Every line that holds the string "siue" is to be identified and copied.

◆ ◆ ◆ ◆

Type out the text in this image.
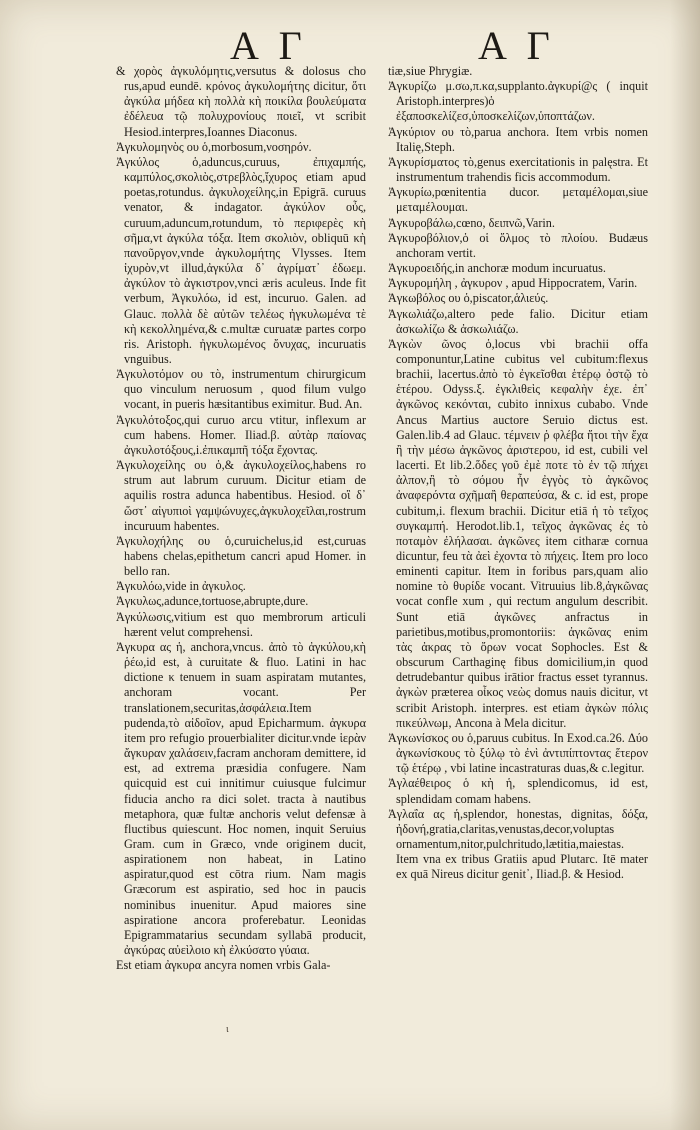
A Γ	A Γ

& χορὸς ἀγκυλόμητις,versutus & dolosus cho rus,apud eundē. κρόνος ἀγκυλομήτης dicitur, ὅτι ἀγκύλα μήδεα κὴ πολλὰ κὴ ποικίλα βουλεύματα ἐδέλευα τῷ πολυχρονίους ποιεῖ, vt scribit Hesiod.interpres,Ioannes Diaconus.

Ἀγκυλομηνὸς ου ὁ,morbosum,νοσηρόν.

Ἀγκύλος ὁ,aduncus,curuus, ἐπιχαμπής, καμπύλος,σκολιὸς,στρεβλὸς,ἴχυρος etiam apud poetas,rotundus. ἀγκυλοχείλης,in Epigrā. curuus venator, & indagator. ἀγκύλον οὖς, curuum,aduncum,rotundum, τὸ περιφερὲς κὴ σῆμα,vt ἀγκύλα τόξα. Item σκολιὸν, obliquū κὴ πανοῦργον,vnde ἀγκυλομήτης Vlysses. Item ἰχυρὸν,vt illud,ἀγκύλα δ᾽ ἀγρίματ᾽ ἐδωεμ. ἀγκύλον τὸ ἀγκιστρον,vnci æris aculeus. Inde fit verbum, Ἀγκυλόω, id est, incuruo. Galen. ad Glauc. πολλὰ δὲ αὐτῶν τελέως ἠγκυλωμένα τὲ κὴ κεκολλημένα,& c.multæ curuatæ partes corpo ris. Aristoph. ἠγκυλωμένος ὄνυχας, incuruatis vnguibus.

Ἀγκυλοτόμον ου τὸ, instrumentum chirurgicum quo vinculum neruosum , quod filum vulgo vocant, in pueris hæsitantibus eximitur. Bud. An.

Ἀγκυλότοξος,qui curuo arcu vtitur, inflexum ar cum habens. Homer. Iliad.β. αὐτὰρ παίονας ἀγκυλοτόξους,i.ἐπικαμπῆ τόξα ἔχοντας.

Ἀγκυλοχείλης ου ὁ,& ἀγκυλοχείλος,habens ro strum aut labrum curuum. Dicitur etiam de aquilis rostra adunca habentibus. Hesiod. οἳ δ᾽ ὥστ᾽ αἰγυπιοὶ γαμψώνυχες,ἀγκυλοχεῖλαι,rostrum incuruum habentes.

Ἀγκυλοχήλης ου ὁ,curuichelus,id est,curuas habens chelas,epithetum cancri apud Homer. in bello ran.

Ἀγκυλόω,vide in ἀγκυλος.

Ἀγκυλως,adunce,tortuose,abrupte,dure.

Ἀγκύλωσις,vitium est quo membrorum articuli hærent velut comprehensi.

Ἀγκυρα ας ἡ, anchora,vncus. ἀπὸ τὸ ἀγκύλου,κὴ ῥέω,id est, à curuitate & fluo. Latini in hac dictione κ tenuem in suam aspiratam mutantes, anchoram vocant. Per translationem,securitas,ἀσφάλεια.Item pudenda,τὸ αἰδοῖον, apud Epicharmum. ἀγκυρα item pro refugio prouerbialiter dicitur.vnde ἱερὰν ἄγκυραν χαλάσειν,facram anchoram demittere, id est, ad extrema præsidia confugere. Nam quicquid est cui innitimur cuiusque fulcimur fiducia ancho ra dici solet. tracta à nautibus metaphora, quæ fultæ anchoris velut defensæ à fluctibus quiescunt. Hoc nomen, inquit Seruius Gram. cum in Græco, vnde originem ducit, aspirationem non habeat, in Latino aspiratur,quod est cōtra rium. Nam magis Græcorum est aspiratio, sed hoc in paucis nominibus inuenitur. Apud maiores sine aspiratione ancora proferebatur. Leonidas Epigrammatarius secundam syllabā producit, ἀγκύρας αὐεὶλοιο κὴ ἐλκύσατο γύαια.

Est etiam ἀγκυρα ancyra nomen vrbis Gala-

tiæ,siue Phrygiæ.

Ἀγκυρίζω μ.σω,π.κα,supplanto.ἀγκυρί@ς ( inquit Aristoph.interpres)ὁ ἐξαποσκελίζεσ,ὑποσκελίζων,ὑποπτάζων.

Ἀγκύριον ου τὸ,parua anchora. Item vrbis nomen Italię,Steph.

Ἀγκυρίσματος τὸ,genus exercitationis in palęstra. Et instrumentum trahendis ficis accommodum.

Ἀγκυρίω,pœnitentia ducor. μεταμέλομαι,siue μεταμέλουμαι.

Ἀγκυροβάλω,cœno, δειπνῶ,Varin.

Ἀγκυροβόλιον,ὁ οἱ ὅλμος τὸ πλοίου. Budæus anchoram vertit.

Ἀγκυροειδής,in anchoræ modum incuruatus.

Ἀγκυρομήλη , ἀγκυρον , apud Hippocratem, Varin.

Ἀγκωβόλος ου ὁ,piscator,ἁλιεύς.

Ἀγκωλιάζω,altero pede falio. Dicitur etiam ἀσκωλίζω & ἀσκωλιάζω.

Ἀγκὼν ῶνος ὁ,locus vbi brachii offa componuntur,Latine cubitus vel cubitum:flexus brachii, lacertus.ἀπὸ τὸ ἐγκεῖσθαι ἑτέρῳ ὀστῷ τὸ ἑτέρου. Odyss.ξ. ἐγκλιθεὶς κεφαλὴν ἐχε. ἐπ᾽ ἀγκῶνος κεκόνται, cubito innixus cubabo. Vnde Ancus Martius auctore Seruio dictus est. Galen.lib.4 ad Glauc. τέμνειν ῥ φλέβα ἤτοι τὴν ἔχα ἢ τὴν μέσω ἀγκῶνος ἀριστερου, id est, cubili vel lacerti. Et lib.2.ὅδες γοῦ ἐμὲ ποτε τὸ ἐν τῷ πήχει ἀλπον,ἢ τὸ σόμου ἦν ἐγγὸς τὸ ἀγκῶνος ἀναφερόντα σχῆμαἢ θεραπεύσα, & c. id est, prope cubitum,i. flexum brachii. Dicitur etiā ἡ τὸ τεῖχος συγκαμπή. Herodot.lib.1, τεῖχος ἀγκῶνας ἐς τὸ ποταμὸν ἐλήλασαι. ἀγκῶνες item citharæ cornua dicuntur, feu τὰ ἀεὶ ἐχοντα τὸ πήχεις. Item pro loco eminenti capitur. Item in foribus pars,quam alio nomine τὸ θυρίδε vocant. Vitruuius lib.8,ἀγκῶνας vocat confle xum , qui rectum angulum describit. Sunt etiā ἀγκῶνες anfractus in parietibus,motibus,promontoriis: ἀγκῶνας enim τὰς ἀκρας τὸ ὄρων vocat Sophocles. Est & obscurum Carthaginę fibus domicilium,in quod detrudebantur quibus irātior fractus esset tyrannus. ἀγκὼν præterea οἶκος νεὼς domus nauis dicitur, vt scribit Aristoph. interpres. est etiam ἀγκὼν πόλις πικεύλνωμ, Ancona à Mela dicitur.

Ἀγκωνίσκος ου ὁ,paruus cubitus. In Exod.ca.26. Δύο ἀγκωνίσκους τὸ ξύλῳ τὸ ἐνὶ ἀντιπίπτοντας ἕτερον τῷ ἑτέρῳ , vbi latine incastraturas duas,& c.legitur.

Ἀγλαέθειρος ὁ κὴ ἡ, splendicomus, id est, splendidam comam habens.

Ἀγλαΐα ας ἡ,splendor, honestas, dignitas, δόξα, ἠδονή,gratia,claritas,venustas,decor,voluptas ornamentum,nitor,pulchritudo,lætitia,maiestas. Item vna ex tribus Gratiis apud Plutarc. Itē mater ex quā Nireus dicitur genit᾽, Iliad.β. & Hesiod.

ι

◆ ◆ ◆ ◆

Expected answer:
tiæ,siue Phrygiæ.
Ἀγκυρίω,pœnitentia ducor. μεταμέλομαι,siue μεταμέλουμαι.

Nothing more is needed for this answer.